» **Task statement**
Pick out each line below containing "xxxx".

» **Records provided**
"""
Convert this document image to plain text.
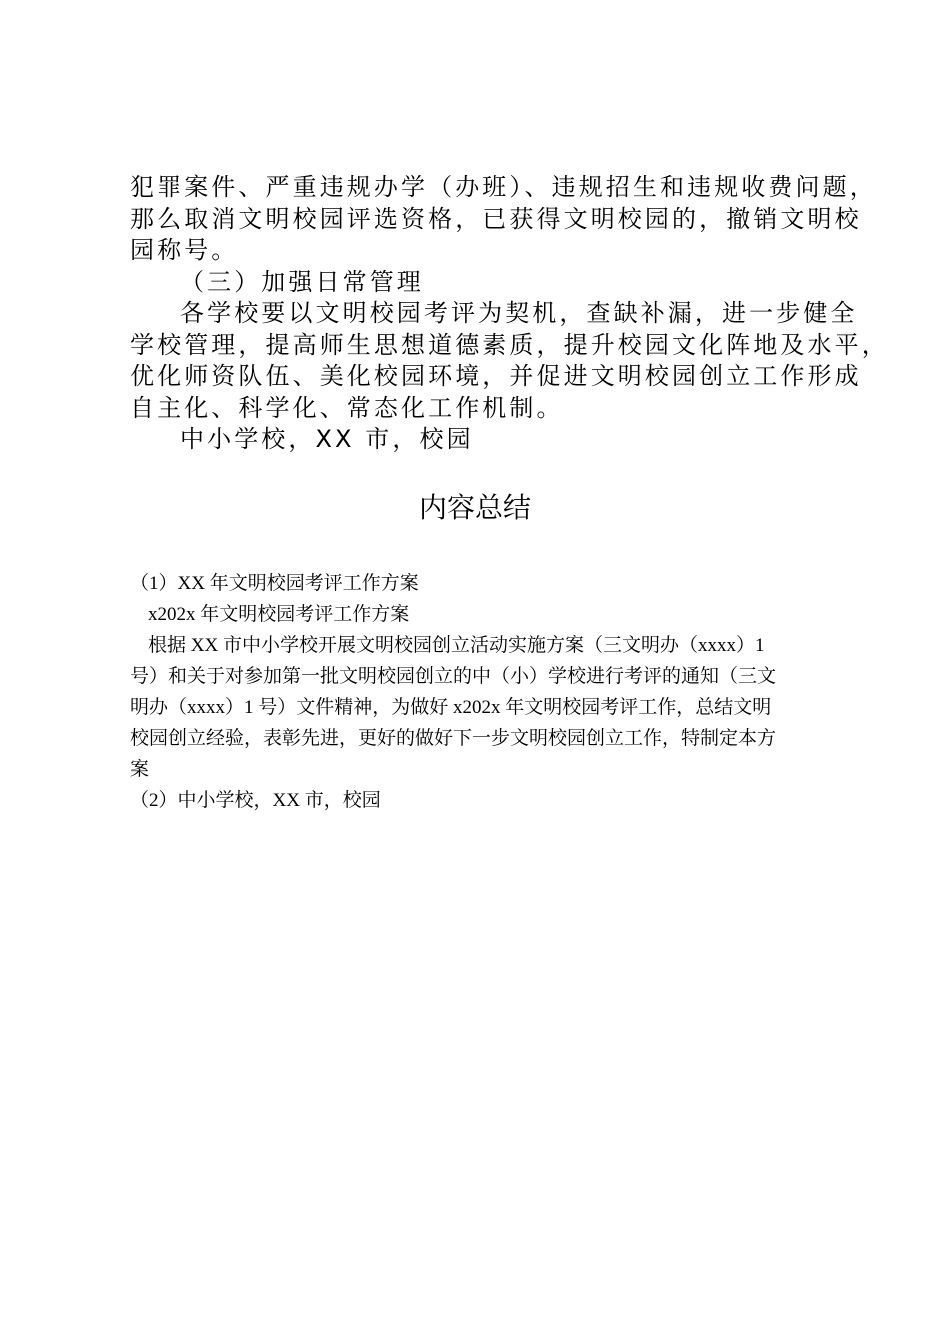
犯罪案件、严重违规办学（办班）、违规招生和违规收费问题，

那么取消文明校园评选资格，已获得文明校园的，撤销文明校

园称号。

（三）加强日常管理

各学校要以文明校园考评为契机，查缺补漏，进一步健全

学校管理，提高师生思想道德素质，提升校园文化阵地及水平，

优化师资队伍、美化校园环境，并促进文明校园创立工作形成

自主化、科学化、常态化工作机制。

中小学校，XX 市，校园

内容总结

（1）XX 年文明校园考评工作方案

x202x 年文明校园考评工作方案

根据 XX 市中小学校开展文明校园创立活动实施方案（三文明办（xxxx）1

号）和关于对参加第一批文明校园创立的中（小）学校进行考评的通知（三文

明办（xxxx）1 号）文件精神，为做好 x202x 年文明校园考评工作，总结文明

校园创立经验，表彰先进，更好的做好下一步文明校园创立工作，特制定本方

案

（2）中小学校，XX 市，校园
"""
"""
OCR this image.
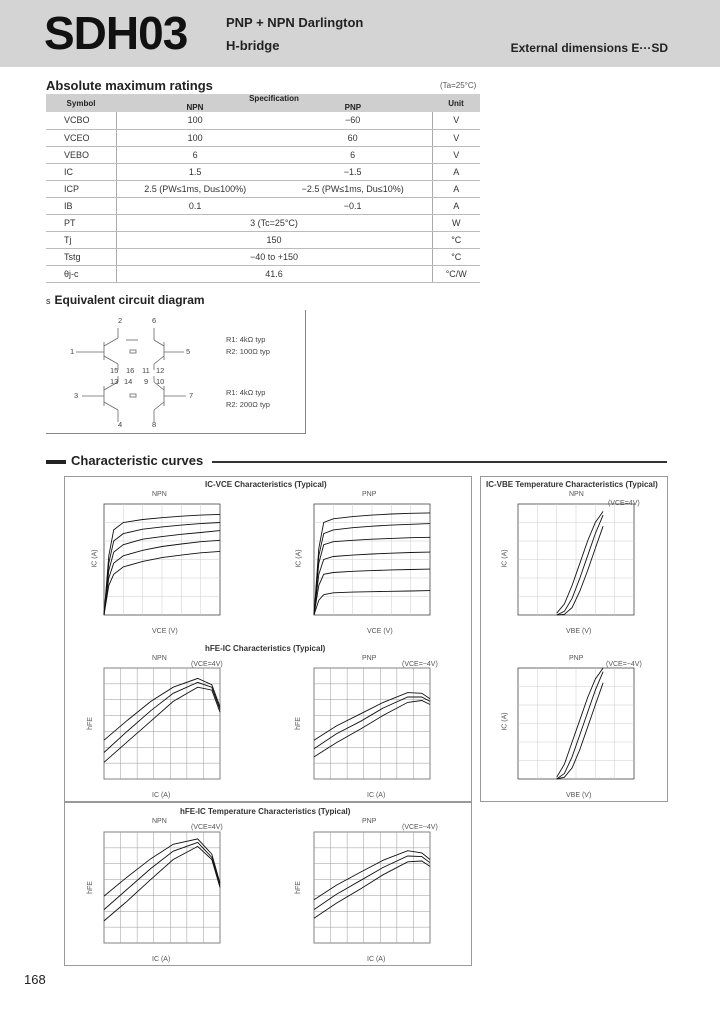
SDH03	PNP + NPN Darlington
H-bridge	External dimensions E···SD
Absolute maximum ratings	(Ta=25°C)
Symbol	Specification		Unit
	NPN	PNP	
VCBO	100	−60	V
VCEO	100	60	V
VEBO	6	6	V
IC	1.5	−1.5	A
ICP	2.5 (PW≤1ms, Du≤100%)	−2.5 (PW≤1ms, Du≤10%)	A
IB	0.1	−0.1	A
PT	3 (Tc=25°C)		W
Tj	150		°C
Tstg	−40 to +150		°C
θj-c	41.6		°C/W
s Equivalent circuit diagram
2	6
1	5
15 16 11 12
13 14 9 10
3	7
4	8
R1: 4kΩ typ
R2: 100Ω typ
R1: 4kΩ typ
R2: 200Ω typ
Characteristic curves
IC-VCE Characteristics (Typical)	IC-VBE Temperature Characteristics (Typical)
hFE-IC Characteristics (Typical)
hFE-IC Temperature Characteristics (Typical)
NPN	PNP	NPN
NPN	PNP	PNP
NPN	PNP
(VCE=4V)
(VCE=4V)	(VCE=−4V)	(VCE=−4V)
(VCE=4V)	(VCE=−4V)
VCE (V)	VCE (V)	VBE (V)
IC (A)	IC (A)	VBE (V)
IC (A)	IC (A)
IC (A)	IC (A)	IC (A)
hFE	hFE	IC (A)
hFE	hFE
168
"""
» **Output of the task**
根据 XX 市中小学校开展文明校园创立活动实施方案（三文明办（xxxx）1
明办（xxxx）1 号）文件精神，为做好 x202x 年文明校园考评工作，总结文明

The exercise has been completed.